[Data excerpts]
□ □ □

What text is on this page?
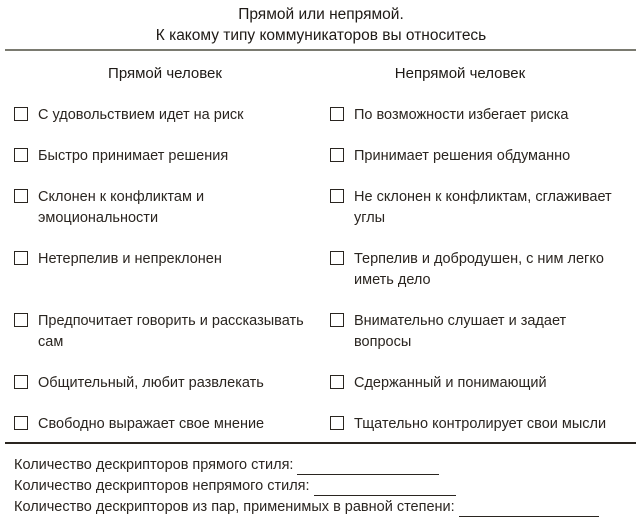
Прямой или непрямой.
К какому типу коммуникаторов вы относитесь
Прямой человек	Непрямой человек
С удовольствием идет на риск
Быстро принимает решения
Склонен к конфликтам и эмоциональности
Нетерпелив и непреклонен
Предпочитает говорить и рассказывать сам
Общительный, любит развлекать
Свободно выражает свое мнение
По возможности избегает риска
Принимает решения обдуманно
Не склонен к конфликтам, сглаживает углы
Терпелив и добродушен, с ним легко иметь дело
Внимательно слушает и задает вопросы
Сдержанный и понимающий
Тщательно контролирует свои мысли
Количество дескрипторов прямого стиля:
Количество дескрипторов непрямого стиля:
Количество дескрипторов из пар, применимых в равной степени:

□ □ □

Gather each line from the listing above that holds "стиля".

> _WRITTEN ANSWER_:
Количество дескрипторов прямого стиля:
Количество дескрипторов непрямого стиля:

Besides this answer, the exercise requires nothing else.